JMO but even if it's just he said she said it's enough to keep the suspect from babysitting my children, ever. Better safe than sorry.

My guess would be that mom didn't pursue it because the molester got the heck out of dodge and left town to pursue a new victim when the heat came down.

tiff07
01-01-2012, 10:50 AM
This little girl was 9 years old. She wasn't capable of making judgement calls about people, or decisions about where she should live. She was incapable of protecting herself and she shouldn't have been expected to. It was up to an adult to ensure she was educated about people like MP, it was up to an adult to ensure she lived in a safe stable environment. RIP Aliahna, you are in a lot better place now. There's a different place for people like MP and various 'Uncles' of members of the board here who have been brave enough to share their pain. I only come here, read a blogger who has a site, aside from news, eBay etc on the net, no Facebook, other crime sites or anything. I love WS and wish we had something like this in Australia. I'm having an increasingly hard time reading any defense of anybody outside of Aliahna in this case, she to me is the only real victim, it's best I give myself a TO from any further comment so I will finish by saying I hope justice is served for Aliahna and that everybody affected by abuse on these boards has my utmost empathy and good wishes.

Record extracts:
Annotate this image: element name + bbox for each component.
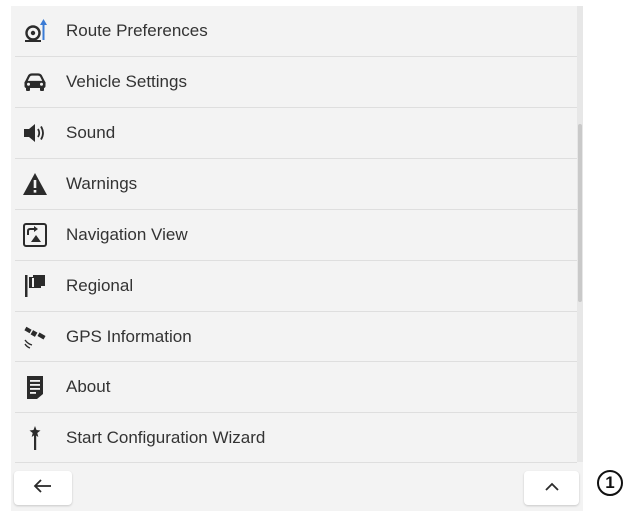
scrollbar-thumb[interactable] xyxy=(578,124,582,302)
document-icon xyxy=(22,374,48,400)
menu-item-label: Start Configuration Wizard xyxy=(66,428,266,447)
menu-item-label: Sound xyxy=(66,123,116,142)
bottom-bar xyxy=(11,464,583,511)
menu-item-label: Regional xyxy=(66,276,134,295)
menu-item-label: Route Preferences xyxy=(66,21,208,40)
menu-scrollbar[interactable] xyxy=(577,6,583,462)
settings-menu: Route Preferences Vehicle Settings Sound… xyxy=(11,6,577,463)
menu-item-regional[interactable]: Regional xyxy=(11,261,577,311)
menu-item-label: Navigation View xyxy=(66,225,188,244)
menu-item-label: GPS Information xyxy=(66,327,192,346)
back-button[interactable] xyxy=(14,471,72,505)
back-arrow-icon xyxy=(33,478,53,498)
menu-item-start-configuration-wizard[interactable]: Start Configuration Wizard xyxy=(11,413,577,463)
divider xyxy=(15,462,577,463)
callout-marker: 1 xyxy=(597,470,623,496)
settings-screen: Route Preferences Vehicle Settings Sound… xyxy=(11,6,583,511)
speaker-icon xyxy=(22,120,48,146)
menu-item-vehicle-settings[interactable]: Vehicle Settings xyxy=(11,57,577,107)
menu-item-gps-information[interactable]: GPS Information xyxy=(11,312,577,362)
menu-item-about[interactable]: About xyxy=(11,362,577,412)
menu-item-route-preferences[interactable]: Route Preferences xyxy=(11,6,577,56)
car-icon xyxy=(22,69,48,95)
scroll-up-button[interactable] xyxy=(524,471,579,505)
wand-icon xyxy=(22,425,48,451)
chevron-up-icon xyxy=(544,479,560,497)
navigation-view-icon xyxy=(22,222,48,248)
menu-item-navigation-view[interactable]: Navigation View xyxy=(11,210,577,260)
menu-item-label: Warnings xyxy=(66,174,138,193)
menu-item-label: Vehicle Settings xyxy=(66,72,187,91)
flag-icon xyxy=(22,273,48,299)
warning-triangle-icon xyxy=(22,171,48,197)
satellite-icon xyxy=(22,324,48,350)
route-preferences-icon xyxy=(22,18,48,44)
menu-item-warnings[interactable]: Warnings xyxy=(11,159,577,209)
menu-item-sound[interactable]: Sound xyxy=(11,108,577,158)
menu-item-label: About xyxy=(66,377,111,396)
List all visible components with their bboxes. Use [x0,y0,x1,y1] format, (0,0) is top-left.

Written task 1: Using the forum posts, decide whether each statement agrees with the text, answering yes or no and quoting the deciding words: (a) The girl was 9 years old. (b) The poster says Australia already has a site like WS. (c) The poster uses Facebook.
Written task 2: Reproduce word for word the stretch of the forum posts from "JMO but even" through "heat came down.".

Written reply 1:
(a) Yes: "This little girl was 9 years old."
(b) No: "I love WS and wish we had something like this in Australia."
(c) No: "no Facebook"

Written reply 2:
JMO but even if it's just he said she said it's enough to keep the suspect from babysitting my children, ever. Better safe than sorry.

My guess would be that mom didn't pursue it because the molester got the heck out of dodge and left town to pursue a new victim when the heat came down.